* [WRITTEN TASK]
Of all the lines in this data, how many include "students"? Respond with the number only.

┌──

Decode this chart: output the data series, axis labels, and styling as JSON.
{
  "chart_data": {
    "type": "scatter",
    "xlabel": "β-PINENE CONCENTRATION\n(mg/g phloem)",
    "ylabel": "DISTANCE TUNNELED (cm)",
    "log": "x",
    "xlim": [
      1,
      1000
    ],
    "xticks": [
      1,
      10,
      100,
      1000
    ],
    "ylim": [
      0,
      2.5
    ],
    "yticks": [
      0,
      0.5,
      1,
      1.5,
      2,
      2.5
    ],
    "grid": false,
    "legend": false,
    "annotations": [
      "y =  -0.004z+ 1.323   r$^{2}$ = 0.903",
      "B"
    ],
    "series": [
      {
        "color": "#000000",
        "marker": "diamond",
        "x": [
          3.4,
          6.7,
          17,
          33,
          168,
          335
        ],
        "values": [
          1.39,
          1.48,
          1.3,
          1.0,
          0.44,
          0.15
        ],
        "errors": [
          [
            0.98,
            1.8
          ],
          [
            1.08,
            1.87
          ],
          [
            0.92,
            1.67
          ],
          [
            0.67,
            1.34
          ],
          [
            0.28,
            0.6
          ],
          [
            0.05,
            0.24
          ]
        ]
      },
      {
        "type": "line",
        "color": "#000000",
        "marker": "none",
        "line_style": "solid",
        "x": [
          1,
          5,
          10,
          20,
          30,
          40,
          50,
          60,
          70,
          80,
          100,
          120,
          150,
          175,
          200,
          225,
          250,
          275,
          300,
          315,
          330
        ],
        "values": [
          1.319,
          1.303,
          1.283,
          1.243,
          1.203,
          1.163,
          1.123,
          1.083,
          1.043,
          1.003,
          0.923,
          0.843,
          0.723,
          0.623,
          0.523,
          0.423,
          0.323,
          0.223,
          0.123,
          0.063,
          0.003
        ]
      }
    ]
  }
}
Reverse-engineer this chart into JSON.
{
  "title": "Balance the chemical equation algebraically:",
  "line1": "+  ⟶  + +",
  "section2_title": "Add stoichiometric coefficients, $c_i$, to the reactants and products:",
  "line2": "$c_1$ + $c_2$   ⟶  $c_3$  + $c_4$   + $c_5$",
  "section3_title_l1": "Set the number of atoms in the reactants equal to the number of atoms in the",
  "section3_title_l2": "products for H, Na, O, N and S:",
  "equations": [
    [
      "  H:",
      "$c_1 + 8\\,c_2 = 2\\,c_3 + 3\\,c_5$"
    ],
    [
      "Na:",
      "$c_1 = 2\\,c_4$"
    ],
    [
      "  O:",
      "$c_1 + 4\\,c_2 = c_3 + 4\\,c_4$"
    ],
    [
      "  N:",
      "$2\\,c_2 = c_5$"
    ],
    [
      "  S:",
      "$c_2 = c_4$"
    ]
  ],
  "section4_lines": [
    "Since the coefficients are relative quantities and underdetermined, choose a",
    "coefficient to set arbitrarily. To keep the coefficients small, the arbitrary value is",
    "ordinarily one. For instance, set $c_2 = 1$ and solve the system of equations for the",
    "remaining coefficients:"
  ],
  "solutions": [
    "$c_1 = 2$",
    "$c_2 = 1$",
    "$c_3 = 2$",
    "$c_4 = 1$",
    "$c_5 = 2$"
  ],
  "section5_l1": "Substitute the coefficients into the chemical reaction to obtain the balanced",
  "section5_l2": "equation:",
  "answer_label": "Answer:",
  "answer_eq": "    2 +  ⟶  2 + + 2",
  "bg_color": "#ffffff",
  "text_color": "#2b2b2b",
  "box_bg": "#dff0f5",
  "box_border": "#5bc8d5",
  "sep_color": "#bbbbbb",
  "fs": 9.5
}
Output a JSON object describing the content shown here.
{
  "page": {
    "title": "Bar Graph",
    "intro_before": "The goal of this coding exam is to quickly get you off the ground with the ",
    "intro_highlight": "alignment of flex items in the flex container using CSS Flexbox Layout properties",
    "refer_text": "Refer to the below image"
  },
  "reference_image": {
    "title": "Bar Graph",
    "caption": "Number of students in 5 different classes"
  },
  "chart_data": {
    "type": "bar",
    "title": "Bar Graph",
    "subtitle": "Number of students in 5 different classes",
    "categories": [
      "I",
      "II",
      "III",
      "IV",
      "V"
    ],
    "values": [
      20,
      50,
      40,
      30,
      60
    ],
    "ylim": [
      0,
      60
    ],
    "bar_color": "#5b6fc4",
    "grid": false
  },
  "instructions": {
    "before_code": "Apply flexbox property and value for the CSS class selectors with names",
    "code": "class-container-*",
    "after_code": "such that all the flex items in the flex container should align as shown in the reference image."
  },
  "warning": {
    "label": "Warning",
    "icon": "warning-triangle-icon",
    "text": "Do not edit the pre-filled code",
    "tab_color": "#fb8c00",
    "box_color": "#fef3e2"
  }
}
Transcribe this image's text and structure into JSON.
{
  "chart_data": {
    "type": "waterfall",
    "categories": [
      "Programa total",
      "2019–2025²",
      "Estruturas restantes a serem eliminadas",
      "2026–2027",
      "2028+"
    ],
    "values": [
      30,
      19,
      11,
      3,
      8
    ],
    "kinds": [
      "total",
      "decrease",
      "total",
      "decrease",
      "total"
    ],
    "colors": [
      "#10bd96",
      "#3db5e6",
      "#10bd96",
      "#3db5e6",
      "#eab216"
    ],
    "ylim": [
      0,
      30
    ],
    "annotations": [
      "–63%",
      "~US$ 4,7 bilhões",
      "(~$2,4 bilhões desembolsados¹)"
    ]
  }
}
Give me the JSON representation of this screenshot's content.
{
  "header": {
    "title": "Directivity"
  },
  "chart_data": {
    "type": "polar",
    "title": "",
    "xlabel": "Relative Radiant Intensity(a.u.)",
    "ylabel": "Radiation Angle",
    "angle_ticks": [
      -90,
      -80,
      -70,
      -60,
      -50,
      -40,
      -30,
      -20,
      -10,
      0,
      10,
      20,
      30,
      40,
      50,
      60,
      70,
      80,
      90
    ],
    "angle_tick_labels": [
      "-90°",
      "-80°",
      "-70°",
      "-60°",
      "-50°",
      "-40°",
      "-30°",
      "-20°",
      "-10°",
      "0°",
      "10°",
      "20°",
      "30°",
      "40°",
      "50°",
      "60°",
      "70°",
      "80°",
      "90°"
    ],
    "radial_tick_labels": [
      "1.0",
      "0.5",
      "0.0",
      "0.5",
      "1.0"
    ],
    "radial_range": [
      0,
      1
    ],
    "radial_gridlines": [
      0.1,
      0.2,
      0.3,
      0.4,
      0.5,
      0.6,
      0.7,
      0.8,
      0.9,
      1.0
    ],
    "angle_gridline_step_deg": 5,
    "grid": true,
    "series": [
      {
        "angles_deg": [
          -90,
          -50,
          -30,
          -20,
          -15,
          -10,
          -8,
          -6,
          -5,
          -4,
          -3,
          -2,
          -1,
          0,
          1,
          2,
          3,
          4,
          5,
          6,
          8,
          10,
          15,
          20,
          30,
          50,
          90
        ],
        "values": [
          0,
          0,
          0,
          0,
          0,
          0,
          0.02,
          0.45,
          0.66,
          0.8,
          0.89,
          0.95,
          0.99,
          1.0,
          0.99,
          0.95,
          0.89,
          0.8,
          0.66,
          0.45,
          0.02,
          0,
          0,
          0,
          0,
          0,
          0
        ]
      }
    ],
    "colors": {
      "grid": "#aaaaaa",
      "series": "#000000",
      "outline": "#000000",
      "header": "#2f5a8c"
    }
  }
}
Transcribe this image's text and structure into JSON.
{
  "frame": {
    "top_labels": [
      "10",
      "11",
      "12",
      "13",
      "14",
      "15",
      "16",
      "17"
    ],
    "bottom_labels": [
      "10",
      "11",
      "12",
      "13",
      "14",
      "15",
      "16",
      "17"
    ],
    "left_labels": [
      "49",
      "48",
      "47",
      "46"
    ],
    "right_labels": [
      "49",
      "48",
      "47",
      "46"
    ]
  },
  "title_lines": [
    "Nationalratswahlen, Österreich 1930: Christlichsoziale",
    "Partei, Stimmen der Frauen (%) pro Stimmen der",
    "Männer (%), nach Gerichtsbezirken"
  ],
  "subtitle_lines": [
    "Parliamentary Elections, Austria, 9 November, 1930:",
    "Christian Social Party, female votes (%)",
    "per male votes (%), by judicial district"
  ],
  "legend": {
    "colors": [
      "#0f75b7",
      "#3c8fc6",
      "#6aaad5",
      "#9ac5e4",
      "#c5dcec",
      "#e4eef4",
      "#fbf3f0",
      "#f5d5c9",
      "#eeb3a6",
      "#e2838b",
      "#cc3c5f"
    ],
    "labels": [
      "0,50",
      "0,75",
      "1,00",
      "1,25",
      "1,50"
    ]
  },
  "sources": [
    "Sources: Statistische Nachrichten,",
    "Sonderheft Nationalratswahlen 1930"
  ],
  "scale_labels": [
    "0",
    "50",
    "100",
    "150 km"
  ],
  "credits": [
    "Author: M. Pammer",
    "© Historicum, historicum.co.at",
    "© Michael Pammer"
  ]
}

└──

* [ANSWER BELOW]
2